→ **Raw data**:
◇ ◇ ◇ ◇ ◇ ◇ ◇

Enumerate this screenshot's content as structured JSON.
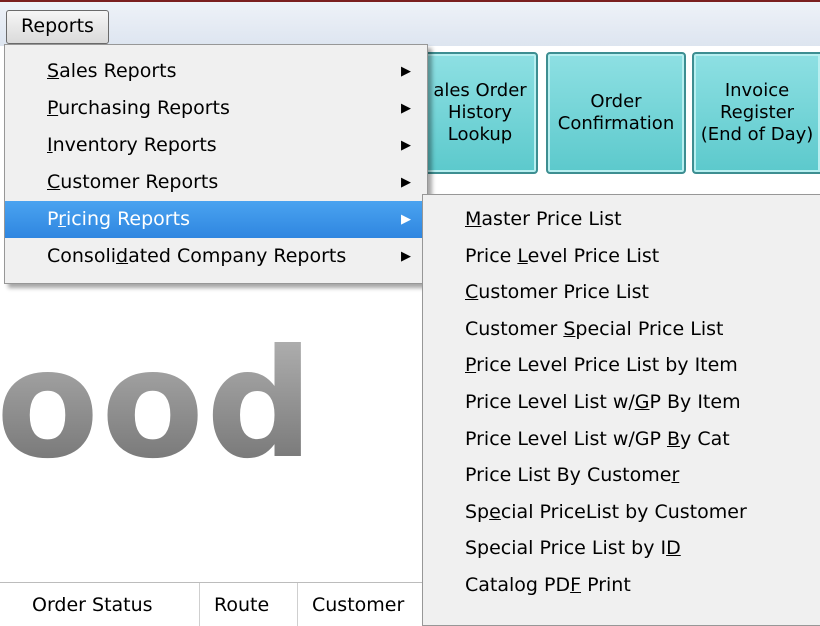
{
  "menubar": {
    "reports": "Reports"
  },
  "toolbar": {
    "sales_order_history": "ales Order\nHistory\nLookup",
    "order_confirmation": "Order\nConfirmation",
    "invoice_register": "Invoice\nRegister\n(End of Day)"
  },
  "hero": {
    "text": "ood"
  },
  "grid": {
    "columns": [
      "Order Status",
      "Route",
      "Customer"
    ]
  },
  "reports_menu": {
    "items": [
      {
        "pre": "",
        "acc": "S",
        "post": "ales Reports"
      },
      {
        "pre": "",
        "acc": "P",
        "post": "urchasing Reports"
      },
      {
        "pre": "",
        "acc": "I",
        "post": "nventory Reports"
      },
      {
        "pre": "",
        "acc": "C",
        "post": "ustomer Reports"
      },
      {
        "pre": "P",
        "acc": "r",
        "post": "icing Reports"
      },
      {
        "pre": "Consoli",
        "acc": "d",
        "post": "ated Company Reports"
      }
    ],
    "arrow": "▶"
  },
  "pricing_menu": {
    "items": [
      {
        "pre": "",
        "acc": "M",
        "post": "aster Price List"
      },
      {
        "pre": "Price ",
        "acc": "L",
        "post": "evel Price List"
      },
      {
        "pre": "",
        "acc": "C",
        "post": "ustomer Price List"
      },
      {
        "pre": "Customer ",
        "acc": "S",
        "post": "pecial Price List"
      },
      {
        "pre": "",
        "acc": "P",
        "post": "rice Level Price List by Item"
      },
      {
        "pre": "Price Level List w/",
        "acc": "G",
        "post": "P By Item"
      },
      {
        "pre": "Price Level List w/GP ",
        "acc": "B",
        "post": "y Cat"
      },
      {
        "pre": "Price List By Custome",
        "acc": "r",
        "post": ""
      },
      {
        "pre": "Sp",
        "acc": "e",
        "post": "cial PriceList by Customer"
      },
      {
        "pre": "Special Price List by I",
        "acc": "D",
        "post": ""
      },
      {
        "pre": "Catalog PD",
        "acc": "F",
        "post": " Print"
      }
    ]
  },
  "colors": {
    "highlight": "#3392e6",
    "toolbar_button": "#6fd3d6",
    "accent_border": "#7a1f1f"
  }
}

◇ ◇ ◇ ◇ ◇ ◇ ◇

→ **Directions**: Reproduce all of the data exactly, omitting each picture it holds.

→ **Finished exercise**:
Enumerate this screenshot's content as structured JSON.
{
  "menubar": {
    "reports": "Reports"
  },
  "toolbar": {
    "sales_order_history": "ales Order\nHistory\nLookup",
    "order_confirmation": "Order\nConfirmation",
    "invoice_register": "Invoice\nRegister\n(End of Day)"
  },
  "hero": {
    "text": "ood"
  },
  "grid": {
    "columns": [
      "Order Status",
      "Route",
      "Customer"
    ]
  },
  "reports_menu": {
    "items": [
      {
        "pre": "",
        "acc": "S",
        "post": "ales Reports"
      },
      {
        "pre": "",
        "acc": "P",
        "post": "urchasing Reports"
      },
      {
        "pre": "",
        "acc": "I",
        "post": "nventory Reports"
      },
      {
        "pre": "",
        "acc": "C",
        "post": "ustomer Reports"
      },
      {
        "pre": "P",
        "acc": "r",
        "post": "icing Reports"
      },
      {
        "pre": "Consoli",
        "acc": "d",
        "post": "ated Company Reports"
      }
    ],
    "arrow": "▶"
  },
  "pricing_menu": {
    "items": [
      {
        "pre": "",
        "acc": "M",
        "post": "aster Price List"
      },
      {
        "pre": "Price ",
        "acc": "L",
        "post": "evel Price List"
      },
      {
        "pre": "",
        "acc": "C",
        "post": "ustomer Price List"
      },
      {
        "pre": "Customer ",
        "acc": "S",
        "post": "pecial Price List"
      },
      {
        "pre": "",
        "acc": "P",
        "post": "rice Level Price List by Item"
      },
      {
        "pre": "Price Level List w/",
        "acc": "G",
        "post": "P By Item"
      },
      {
        "pre": "Price Level List w/GP ",
        "acc": "B",
        "post": "y Cat"
      },
      {
        "pre": "Price List By Custome",
        "acc": "r",
        "post": ""
      },
      {
        "pre": "Sp",
        "acc": "e",
        "post": "cial PriceList by Customer"
      },
      {
        "pre": "Special Price List by I",
        "acc": "D",
        "post": ""
      },
      {
        "pre": "Catalog PD",
        "acc": "F",
        "post": " Print"
      }
    ]
  },
  "colors": {
    "highlight": "#3392e6",
    "toolbar_button": "#6fd3d6",
    "accent_border": "#7a1f1f"
  }
}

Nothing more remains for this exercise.